Problem to work on
Tally every line of the listing where the string "words" is found, and state the total alone.

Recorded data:
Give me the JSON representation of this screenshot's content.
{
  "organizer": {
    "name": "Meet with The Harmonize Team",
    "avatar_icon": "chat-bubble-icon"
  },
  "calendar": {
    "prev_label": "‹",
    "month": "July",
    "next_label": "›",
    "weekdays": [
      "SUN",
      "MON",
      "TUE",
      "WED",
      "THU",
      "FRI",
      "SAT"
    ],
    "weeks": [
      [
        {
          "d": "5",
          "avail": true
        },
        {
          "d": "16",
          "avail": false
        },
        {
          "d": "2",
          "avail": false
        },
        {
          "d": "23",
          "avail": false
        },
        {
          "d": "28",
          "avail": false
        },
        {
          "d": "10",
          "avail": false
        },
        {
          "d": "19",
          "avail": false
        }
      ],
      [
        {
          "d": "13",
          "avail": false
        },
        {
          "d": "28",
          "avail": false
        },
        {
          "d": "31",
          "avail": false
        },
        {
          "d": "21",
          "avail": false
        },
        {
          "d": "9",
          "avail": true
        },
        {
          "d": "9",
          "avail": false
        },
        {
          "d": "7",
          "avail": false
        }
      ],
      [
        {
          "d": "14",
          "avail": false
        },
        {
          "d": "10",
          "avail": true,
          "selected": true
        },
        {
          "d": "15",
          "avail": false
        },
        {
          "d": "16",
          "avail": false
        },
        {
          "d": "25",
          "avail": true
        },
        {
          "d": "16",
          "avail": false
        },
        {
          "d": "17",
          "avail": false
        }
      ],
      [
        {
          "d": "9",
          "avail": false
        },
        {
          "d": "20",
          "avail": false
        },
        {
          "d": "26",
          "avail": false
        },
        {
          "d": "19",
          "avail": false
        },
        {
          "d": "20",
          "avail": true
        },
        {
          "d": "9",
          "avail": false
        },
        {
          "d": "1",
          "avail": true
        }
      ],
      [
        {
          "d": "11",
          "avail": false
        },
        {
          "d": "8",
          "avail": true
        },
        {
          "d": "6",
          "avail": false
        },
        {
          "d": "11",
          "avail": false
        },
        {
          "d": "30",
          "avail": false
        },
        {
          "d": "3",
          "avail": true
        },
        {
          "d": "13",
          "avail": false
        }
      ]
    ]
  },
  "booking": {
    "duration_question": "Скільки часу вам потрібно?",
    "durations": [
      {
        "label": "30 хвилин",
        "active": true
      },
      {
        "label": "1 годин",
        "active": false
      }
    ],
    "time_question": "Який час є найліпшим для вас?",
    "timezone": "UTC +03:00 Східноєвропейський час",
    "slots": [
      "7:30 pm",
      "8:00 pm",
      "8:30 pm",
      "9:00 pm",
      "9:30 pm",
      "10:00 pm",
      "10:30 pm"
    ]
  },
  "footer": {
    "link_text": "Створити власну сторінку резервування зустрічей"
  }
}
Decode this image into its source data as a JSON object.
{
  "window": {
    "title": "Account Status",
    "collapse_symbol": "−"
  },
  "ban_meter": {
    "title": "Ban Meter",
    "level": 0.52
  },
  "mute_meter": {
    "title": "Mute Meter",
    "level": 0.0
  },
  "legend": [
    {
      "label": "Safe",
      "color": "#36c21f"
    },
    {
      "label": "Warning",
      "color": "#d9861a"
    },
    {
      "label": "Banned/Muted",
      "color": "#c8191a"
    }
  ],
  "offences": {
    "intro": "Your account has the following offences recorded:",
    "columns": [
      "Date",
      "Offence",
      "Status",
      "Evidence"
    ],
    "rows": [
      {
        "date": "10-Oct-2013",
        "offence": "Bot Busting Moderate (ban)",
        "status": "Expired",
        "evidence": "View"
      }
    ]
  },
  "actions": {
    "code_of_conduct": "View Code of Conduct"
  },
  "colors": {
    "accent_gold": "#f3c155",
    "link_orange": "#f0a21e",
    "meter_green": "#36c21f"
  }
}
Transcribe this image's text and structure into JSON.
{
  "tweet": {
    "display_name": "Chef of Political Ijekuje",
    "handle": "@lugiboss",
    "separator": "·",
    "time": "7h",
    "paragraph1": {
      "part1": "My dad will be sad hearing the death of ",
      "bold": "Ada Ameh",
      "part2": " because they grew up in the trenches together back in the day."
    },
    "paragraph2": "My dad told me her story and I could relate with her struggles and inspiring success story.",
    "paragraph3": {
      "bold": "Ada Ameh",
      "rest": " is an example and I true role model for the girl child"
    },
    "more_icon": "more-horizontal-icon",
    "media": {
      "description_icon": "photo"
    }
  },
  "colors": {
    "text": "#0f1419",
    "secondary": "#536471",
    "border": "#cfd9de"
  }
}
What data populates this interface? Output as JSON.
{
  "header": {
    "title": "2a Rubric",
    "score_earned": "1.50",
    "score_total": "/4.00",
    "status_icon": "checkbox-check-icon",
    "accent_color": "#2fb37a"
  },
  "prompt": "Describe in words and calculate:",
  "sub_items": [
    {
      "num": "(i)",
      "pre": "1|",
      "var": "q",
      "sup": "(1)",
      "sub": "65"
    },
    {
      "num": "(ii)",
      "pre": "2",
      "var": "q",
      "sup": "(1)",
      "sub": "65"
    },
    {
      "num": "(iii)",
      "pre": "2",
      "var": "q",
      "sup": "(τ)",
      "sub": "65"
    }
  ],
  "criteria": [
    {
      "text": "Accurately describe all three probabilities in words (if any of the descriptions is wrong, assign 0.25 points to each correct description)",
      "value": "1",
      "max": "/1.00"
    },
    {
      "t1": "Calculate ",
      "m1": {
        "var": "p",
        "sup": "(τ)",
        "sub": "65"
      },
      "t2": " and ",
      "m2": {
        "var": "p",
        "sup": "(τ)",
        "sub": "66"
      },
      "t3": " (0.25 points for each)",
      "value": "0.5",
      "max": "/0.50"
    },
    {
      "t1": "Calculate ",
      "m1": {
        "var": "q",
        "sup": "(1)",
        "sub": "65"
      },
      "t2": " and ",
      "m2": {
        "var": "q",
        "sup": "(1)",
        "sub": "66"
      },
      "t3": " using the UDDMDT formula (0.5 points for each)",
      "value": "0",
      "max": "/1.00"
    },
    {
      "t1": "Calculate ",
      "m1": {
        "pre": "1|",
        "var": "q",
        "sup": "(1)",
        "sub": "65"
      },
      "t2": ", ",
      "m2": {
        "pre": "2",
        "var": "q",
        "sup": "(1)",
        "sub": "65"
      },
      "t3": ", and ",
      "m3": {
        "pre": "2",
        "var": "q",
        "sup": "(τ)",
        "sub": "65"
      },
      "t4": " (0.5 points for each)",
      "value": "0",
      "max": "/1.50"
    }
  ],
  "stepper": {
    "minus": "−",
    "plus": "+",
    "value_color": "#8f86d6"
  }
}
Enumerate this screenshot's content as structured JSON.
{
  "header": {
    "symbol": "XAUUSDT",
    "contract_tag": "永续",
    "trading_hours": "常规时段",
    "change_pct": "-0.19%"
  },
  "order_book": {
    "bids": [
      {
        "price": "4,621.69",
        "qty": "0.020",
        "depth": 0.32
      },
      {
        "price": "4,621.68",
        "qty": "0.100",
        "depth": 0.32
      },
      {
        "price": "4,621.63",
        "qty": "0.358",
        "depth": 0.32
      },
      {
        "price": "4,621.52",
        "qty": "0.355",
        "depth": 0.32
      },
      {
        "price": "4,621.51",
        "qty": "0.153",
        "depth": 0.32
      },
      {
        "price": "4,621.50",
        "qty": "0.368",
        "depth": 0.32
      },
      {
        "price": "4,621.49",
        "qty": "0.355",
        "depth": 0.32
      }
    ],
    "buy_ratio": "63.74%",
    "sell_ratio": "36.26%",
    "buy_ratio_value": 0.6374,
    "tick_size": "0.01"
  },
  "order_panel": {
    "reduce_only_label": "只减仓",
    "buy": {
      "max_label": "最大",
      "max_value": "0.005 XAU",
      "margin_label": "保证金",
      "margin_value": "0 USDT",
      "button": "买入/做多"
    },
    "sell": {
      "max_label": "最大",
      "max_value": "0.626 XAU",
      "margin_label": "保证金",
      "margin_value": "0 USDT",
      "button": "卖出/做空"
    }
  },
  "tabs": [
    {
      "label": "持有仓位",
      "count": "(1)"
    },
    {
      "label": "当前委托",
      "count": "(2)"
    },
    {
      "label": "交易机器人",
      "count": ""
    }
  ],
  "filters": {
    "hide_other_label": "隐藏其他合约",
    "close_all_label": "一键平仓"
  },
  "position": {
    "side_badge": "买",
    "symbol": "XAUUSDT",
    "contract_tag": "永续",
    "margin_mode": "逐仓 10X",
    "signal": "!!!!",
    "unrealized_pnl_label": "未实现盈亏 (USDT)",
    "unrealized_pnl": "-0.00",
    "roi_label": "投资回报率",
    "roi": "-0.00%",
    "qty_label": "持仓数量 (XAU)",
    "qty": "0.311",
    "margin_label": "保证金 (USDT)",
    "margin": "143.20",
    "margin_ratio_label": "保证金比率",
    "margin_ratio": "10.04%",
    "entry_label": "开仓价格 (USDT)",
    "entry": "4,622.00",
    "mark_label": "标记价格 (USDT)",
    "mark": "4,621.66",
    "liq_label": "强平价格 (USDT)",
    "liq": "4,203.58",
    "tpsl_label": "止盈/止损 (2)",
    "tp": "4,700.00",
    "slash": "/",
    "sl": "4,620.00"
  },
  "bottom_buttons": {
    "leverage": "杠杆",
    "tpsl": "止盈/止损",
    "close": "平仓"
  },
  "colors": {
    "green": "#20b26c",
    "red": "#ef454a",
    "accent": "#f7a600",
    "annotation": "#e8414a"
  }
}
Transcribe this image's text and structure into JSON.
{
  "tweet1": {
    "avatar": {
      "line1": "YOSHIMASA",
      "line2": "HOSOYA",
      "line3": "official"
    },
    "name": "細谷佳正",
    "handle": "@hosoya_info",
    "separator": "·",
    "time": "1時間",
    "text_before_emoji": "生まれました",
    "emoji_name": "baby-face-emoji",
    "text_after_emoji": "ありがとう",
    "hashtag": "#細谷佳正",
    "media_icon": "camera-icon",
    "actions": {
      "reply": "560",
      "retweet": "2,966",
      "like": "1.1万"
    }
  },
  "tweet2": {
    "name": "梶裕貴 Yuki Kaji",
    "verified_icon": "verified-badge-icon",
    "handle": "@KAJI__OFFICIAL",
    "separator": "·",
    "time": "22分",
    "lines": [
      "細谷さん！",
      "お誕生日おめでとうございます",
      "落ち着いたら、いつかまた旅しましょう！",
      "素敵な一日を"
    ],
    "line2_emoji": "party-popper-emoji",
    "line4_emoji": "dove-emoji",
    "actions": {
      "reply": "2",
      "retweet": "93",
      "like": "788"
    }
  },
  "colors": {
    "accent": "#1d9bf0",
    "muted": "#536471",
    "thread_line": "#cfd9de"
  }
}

Worked answer
2